*Problem details*. Transcribe the full listing below exactly.

*Stored data*.
┏━━

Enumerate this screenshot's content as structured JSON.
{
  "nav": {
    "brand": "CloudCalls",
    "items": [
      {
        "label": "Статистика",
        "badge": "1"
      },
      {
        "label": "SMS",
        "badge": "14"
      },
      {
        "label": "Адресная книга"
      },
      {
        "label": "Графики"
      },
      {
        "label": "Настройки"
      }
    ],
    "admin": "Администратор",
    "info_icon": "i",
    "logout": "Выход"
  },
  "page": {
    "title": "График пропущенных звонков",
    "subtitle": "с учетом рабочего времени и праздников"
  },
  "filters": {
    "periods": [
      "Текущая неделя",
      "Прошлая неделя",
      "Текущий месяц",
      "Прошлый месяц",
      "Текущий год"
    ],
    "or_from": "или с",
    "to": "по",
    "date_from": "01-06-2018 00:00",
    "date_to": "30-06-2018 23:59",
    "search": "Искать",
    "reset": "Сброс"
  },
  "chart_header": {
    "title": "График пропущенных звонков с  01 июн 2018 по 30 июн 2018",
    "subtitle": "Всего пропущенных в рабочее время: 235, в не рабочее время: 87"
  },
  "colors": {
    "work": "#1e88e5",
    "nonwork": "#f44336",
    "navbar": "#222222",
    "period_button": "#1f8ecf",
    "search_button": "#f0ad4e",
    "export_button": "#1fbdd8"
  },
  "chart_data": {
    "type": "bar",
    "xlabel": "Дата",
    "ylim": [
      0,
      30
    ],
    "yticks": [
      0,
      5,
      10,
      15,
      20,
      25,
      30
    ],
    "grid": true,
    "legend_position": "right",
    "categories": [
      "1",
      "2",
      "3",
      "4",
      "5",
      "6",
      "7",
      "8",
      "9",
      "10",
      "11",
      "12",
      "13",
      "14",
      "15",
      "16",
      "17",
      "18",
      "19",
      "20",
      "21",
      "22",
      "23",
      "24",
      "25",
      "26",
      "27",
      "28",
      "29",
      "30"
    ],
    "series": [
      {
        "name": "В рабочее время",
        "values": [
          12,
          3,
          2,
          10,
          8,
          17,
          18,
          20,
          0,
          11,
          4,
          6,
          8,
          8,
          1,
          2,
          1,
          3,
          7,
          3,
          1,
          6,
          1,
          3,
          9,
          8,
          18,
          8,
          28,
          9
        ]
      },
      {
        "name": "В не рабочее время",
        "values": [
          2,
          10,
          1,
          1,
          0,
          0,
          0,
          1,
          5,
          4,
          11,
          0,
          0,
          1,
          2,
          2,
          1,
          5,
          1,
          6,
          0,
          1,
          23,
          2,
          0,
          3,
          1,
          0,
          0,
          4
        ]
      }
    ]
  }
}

┗━━

*The answer*.
Enumerate this screenshot's content as structured JSON.
{
  "nav": {
    "brand": "CloudCalls",
    "items": [
      {
        "label": "Статистика",
        "badge": "1"
      },
      {
        "label": "SMS",
        "badge": "14"
      },
      {
        "label": "Адресная книга"
      },
      {
        "label": "Графики"
      },
      {
        "label": "Настройки"
      }
    ],
    "admin": "Администратор",
    "info_icon": "i",
    "logout": "Выход"
  },
  "page": {
    "title": "График пропущенных звонков",
    "subtitle": "с учетом рабочего времени и праздников"
  },
  "filters": {
    "periods": [
      "Текущая неделя",
      "Прошлая неделя",
      "Текущий месяц",
      "Прошлый месяц",
      "Текущий год"
    ],
    "or_from": "или с",
    "to": "по",
    "date_from": "01-06-2018 00:00",
    "date_to": "30-06-2018 23:59",
    "search": "Искать",
    "reset": "Сброс"
  },
  "chart_header": {
    "title": "График пропущенных звонков с  01 июн 2018 по 30 июн 2018",
    "subtitle": "Всего пропущенных в рабочее время: 235, в не рабочее время: 87"
  },
  "colors": {
    "work": "#1e88e5",
    "nonwork": "#f44336",
    "navbar": "#222222",
    "period_button": "#1f8ecf",
    "search_button": "#f0ad4e",
    "export_button": "#1fbdd8"
  },
  "chart_data": {
    "type": "bar",
    "xlabel": "Дата",
    "ylim": [
      0,
      30
    ],
    "yticks": [
      0,
      5,
      10,
      15,
      20,
      25,
      30
    ],
    "grid": true,
    "legend_position": "right",
    "categories": [
      "1",
      "2",
      "3",
      "4",
      "5",
      "6",
      "7",
      "8",
      "9",
      "10",
      "11",
      "12",
      "13",
      "14",
      "15",
      "16",
      "17",
      "18",
      "19",
      "20",
      "21",
      "22",
      "23",
      "24",
      "25",
      "26",
      "27",
      "28",
      "29",
      "30"
    ],
    "series": [
      {
        "name": "В рабочее время",
        "values": [
          12,
          3,
          2,
          10,
          8,
          17,
          18,
          20,
          0,
          11,
          4,
          6,
          8,
          8,
          1,
          2,
          1,
          3,
          7,
          3,
          1,
          6,
          1,
          3,
          9,
          8,
          18,
          8,
          28,
          9
        ]
      },
      {
        "name": "В не рабочее время",
        "values": [
          2,
          10,
          1,
          1,
          0,
          0,
          0,
          1,
          5,
          4,
          11,
          0,
          0,
          1,
          2,
          2,
          1,
          5,
          1,
          6,
          0,
          1,
          23,
          2,
          0,
          3,
          1,
          0,
          0,
          4
        ]
      }
    ]
  }
}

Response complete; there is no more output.